ОБ УПРАЖНЕНИИ -
Подхватите отрывок о русском купечестве и продолжите его сразу после последнего предложения.

Купца теребят, а в душу его ещё не заглянули
Купеческие капиталы постепенно стали основой промышленного роста России, торговые деньги превратились в капитал промышленный. Взрывной экономический рост страны в конце XIX века был обусловлен наличием огромных средств, накопленных в ходе купеческой торговли. Именно купеческие деньги стали основой для огромных состояний первых русских промышленников. Мамонтовы, Морозовы, Третьяковы, Рябушинские, Бахрушины – эти известные фамилии принадлежат выходцам из купечества.
Дворяне уже не считали зазорным породниться с купеческими миллионами. И это вызывало протест и насмешки со стороны тех, кто считал себя культурной элитой страны.
«Возник образ Тита Титыча – богатого толстого купца, жулика и самодура, с красным полупьяным лицом».
Этот хрестоматийный тип мы видим у Островского, Некрасова, Салтыкова-Щедрина, Мельникова-Печерского, Мамина. Представитель купечества (и тоже писатель) Павел Бурышкин открыто говорил о «существование некоего общественного заказа» на отрицательное изображение мира торговцев и предпринимателей. И этот заказ, как это порой случается в России, удивительно совпадал с идеологией западных конкурентов. Замечательно высказался славянофил Константин Аксаков: «Купца теребят, а в душу его ещё не заглянули». Инерция ненависти к купечеству продолжила действовать и при Советской власти и даже когда ее не стало. Абсолютно положительный для современников чеховский герой Ермолай Лопахин, который спас Раневскую от разорения, да еще и снабдил деньгами, надолго стал символом «дикого капитализма», который разрушает «вишневый сад».

ИСХОДНЫЕ ДАННЫЕ -
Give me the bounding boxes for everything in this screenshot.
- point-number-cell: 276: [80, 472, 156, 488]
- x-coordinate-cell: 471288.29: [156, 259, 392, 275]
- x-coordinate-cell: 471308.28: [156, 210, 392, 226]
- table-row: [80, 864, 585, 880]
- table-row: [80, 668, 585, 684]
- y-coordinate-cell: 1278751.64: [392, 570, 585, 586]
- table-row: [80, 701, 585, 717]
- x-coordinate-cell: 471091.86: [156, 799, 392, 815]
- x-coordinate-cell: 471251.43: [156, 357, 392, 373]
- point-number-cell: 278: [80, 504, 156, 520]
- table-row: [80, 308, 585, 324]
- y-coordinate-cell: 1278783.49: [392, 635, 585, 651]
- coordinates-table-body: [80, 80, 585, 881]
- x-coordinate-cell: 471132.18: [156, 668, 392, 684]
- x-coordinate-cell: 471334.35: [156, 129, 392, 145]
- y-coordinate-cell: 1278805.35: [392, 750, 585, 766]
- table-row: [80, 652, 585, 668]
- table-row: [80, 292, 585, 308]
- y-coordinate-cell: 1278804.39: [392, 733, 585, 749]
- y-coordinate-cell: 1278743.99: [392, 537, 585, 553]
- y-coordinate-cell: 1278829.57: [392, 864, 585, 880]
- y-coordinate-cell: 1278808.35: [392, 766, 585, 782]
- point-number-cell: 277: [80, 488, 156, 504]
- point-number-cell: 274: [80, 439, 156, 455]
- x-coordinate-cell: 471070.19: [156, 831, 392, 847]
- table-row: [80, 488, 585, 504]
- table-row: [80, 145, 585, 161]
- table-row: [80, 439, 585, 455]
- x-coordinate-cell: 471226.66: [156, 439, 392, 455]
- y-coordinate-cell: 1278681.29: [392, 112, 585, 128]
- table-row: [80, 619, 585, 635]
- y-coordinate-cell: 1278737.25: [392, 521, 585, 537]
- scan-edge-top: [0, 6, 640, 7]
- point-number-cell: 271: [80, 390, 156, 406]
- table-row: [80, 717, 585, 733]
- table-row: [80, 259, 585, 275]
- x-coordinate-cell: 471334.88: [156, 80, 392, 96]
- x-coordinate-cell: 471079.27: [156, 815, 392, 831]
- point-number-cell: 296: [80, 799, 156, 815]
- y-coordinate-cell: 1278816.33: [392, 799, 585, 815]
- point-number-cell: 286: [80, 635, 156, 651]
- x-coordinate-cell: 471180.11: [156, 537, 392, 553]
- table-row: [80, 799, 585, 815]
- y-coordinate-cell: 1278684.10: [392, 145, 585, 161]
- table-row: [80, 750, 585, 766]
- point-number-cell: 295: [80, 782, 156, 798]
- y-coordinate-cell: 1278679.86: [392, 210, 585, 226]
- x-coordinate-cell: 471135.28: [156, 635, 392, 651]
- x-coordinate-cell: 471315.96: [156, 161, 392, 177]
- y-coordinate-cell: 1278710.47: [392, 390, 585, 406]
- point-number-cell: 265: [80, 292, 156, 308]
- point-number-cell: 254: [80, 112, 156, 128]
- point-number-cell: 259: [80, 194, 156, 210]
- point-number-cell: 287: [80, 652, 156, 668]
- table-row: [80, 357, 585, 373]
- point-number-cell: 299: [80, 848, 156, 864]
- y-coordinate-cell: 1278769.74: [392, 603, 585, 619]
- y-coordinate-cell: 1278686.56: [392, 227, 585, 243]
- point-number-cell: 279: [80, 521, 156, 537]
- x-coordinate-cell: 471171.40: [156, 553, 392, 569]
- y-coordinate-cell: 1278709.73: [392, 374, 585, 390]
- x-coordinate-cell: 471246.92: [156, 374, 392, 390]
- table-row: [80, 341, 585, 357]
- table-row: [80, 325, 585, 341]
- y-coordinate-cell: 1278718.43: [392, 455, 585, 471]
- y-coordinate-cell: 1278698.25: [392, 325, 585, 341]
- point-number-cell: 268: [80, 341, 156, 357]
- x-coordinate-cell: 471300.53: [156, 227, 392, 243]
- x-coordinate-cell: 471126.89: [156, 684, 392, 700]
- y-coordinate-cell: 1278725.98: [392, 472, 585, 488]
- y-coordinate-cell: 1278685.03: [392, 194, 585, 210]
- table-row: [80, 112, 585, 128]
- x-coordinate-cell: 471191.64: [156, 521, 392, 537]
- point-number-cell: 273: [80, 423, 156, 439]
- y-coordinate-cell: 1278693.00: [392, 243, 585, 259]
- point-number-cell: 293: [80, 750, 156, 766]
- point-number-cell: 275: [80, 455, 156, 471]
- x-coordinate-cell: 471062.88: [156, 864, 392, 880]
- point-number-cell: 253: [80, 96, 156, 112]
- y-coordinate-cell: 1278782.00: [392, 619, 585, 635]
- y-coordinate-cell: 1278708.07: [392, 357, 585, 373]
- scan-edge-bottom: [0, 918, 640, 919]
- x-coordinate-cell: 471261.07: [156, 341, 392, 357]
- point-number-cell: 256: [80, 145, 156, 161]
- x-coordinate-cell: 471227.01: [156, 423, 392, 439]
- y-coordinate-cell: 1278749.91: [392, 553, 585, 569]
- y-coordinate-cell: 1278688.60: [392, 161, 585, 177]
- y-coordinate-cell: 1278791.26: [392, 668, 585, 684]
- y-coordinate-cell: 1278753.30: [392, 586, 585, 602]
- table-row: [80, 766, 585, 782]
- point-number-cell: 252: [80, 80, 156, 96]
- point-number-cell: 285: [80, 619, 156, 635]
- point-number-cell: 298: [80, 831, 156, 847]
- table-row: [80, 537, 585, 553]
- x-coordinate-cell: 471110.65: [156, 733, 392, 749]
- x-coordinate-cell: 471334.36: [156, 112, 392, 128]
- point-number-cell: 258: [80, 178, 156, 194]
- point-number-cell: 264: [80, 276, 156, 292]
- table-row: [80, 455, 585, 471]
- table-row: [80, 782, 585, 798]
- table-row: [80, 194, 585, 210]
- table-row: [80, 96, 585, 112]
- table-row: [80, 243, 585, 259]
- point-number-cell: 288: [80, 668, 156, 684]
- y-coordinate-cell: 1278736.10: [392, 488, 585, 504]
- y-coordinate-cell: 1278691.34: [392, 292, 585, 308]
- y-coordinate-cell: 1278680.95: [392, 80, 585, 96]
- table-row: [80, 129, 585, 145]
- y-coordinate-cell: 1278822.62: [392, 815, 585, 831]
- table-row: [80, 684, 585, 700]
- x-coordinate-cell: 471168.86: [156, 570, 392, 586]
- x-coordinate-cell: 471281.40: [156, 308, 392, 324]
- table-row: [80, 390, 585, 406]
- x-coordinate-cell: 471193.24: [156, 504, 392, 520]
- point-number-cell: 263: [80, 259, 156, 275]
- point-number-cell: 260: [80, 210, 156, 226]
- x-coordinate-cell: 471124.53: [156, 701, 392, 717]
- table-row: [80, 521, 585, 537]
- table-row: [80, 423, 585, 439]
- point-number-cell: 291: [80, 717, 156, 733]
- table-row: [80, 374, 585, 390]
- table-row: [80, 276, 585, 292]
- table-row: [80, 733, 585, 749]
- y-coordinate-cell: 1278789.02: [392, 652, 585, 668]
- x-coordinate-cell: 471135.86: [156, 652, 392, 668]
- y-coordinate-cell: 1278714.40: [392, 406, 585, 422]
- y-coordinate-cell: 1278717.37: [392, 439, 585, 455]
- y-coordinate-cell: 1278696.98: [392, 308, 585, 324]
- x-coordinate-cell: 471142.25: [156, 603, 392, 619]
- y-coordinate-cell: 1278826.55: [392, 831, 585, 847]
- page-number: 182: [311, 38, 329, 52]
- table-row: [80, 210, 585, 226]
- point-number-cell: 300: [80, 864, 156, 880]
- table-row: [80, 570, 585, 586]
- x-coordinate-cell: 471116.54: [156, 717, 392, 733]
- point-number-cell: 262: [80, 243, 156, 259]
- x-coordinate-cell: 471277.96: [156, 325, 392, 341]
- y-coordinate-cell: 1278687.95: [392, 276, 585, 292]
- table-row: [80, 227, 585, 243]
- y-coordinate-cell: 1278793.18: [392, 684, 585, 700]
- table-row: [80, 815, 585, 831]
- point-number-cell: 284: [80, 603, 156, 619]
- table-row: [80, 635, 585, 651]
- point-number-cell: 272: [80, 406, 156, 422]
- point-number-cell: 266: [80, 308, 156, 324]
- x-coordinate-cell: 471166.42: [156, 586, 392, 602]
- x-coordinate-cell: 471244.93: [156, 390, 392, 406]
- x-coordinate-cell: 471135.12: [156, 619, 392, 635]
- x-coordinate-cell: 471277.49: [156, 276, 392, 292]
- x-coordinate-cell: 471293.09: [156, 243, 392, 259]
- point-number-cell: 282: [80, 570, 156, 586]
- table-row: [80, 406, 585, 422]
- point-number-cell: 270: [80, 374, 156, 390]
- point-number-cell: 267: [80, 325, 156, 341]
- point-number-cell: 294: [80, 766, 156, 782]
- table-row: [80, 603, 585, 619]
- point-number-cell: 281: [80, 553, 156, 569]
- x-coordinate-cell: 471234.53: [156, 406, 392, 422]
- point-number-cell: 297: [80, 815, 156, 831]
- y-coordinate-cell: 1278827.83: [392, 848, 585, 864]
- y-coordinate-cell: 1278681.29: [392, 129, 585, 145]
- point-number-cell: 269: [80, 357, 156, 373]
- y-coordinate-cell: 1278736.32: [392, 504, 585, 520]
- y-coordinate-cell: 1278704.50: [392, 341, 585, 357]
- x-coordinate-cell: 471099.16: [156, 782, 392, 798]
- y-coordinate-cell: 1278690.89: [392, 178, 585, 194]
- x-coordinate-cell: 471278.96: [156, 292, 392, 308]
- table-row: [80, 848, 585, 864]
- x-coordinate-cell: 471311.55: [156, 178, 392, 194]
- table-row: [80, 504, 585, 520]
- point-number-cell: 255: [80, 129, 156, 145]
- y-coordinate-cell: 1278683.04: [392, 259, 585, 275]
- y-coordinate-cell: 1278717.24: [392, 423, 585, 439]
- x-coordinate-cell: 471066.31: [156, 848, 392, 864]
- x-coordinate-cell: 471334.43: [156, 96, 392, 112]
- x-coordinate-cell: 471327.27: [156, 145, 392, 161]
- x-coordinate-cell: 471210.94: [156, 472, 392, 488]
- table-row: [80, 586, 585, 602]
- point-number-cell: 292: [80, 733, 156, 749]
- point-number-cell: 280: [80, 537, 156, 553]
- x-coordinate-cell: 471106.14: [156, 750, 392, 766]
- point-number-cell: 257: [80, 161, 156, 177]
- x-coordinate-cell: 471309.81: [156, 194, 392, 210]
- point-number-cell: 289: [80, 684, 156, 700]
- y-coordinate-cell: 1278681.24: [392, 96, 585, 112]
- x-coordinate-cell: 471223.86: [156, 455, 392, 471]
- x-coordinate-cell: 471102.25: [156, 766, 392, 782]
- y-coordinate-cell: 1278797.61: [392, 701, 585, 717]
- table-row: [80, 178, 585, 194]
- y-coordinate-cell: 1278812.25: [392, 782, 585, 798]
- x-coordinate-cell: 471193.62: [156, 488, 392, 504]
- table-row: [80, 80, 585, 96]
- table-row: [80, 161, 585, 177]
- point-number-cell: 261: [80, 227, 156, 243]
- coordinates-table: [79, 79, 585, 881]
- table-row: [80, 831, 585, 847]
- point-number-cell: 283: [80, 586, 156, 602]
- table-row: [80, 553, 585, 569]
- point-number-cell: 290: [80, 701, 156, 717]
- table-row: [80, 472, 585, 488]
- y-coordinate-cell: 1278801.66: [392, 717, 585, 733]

ИТОГОВЫЙ ОТВЕТ -
Путь к доверию
Но кризис современного мироустройства заставляет не просто вспомнить о традициях русского купечества, но и осознать их как неоспоримое преимущество. Эпоха пандемии просто четче сформулировала, то, что и раньше происходило в человеческих и торговых отношениях.
««Удаленка» наступила задолго до ковида».
Незнакомые люди привычно заключают сделки через незнакомых юристов, надеясь, что их не обманут. Падение виртуальных сервисов кажется реальным крахом. Никто не встречается лицом к лицу, не жмет руки здороваясь, не знакомится с партнером и не завершает сделку крепким рукопожатием. Русские купцы раньше заключали миллионные сделки в трактире за стаканом чая. Архаичное «купеческое слово» работало лучше, чем закон и страх перед судебным преследованием.
Доверие – это надежная, проверенная временем традиционная опора предпринимательской, общественной и государственной жизни. Понятно, что путь к доверию, это путь исканий и возможных ошибок. И здесь важно быть оптимистом. Иван Алексеевич Бунин когда-то с горечью писал о том, что из русских помещичьих усадеб исчезает «запах антоновских яблок». Прошло время и запах этот с нашей земли никуда не исчез. Так и доверие, я верю, вернется в плоть и кровь отечественного предпринимательства.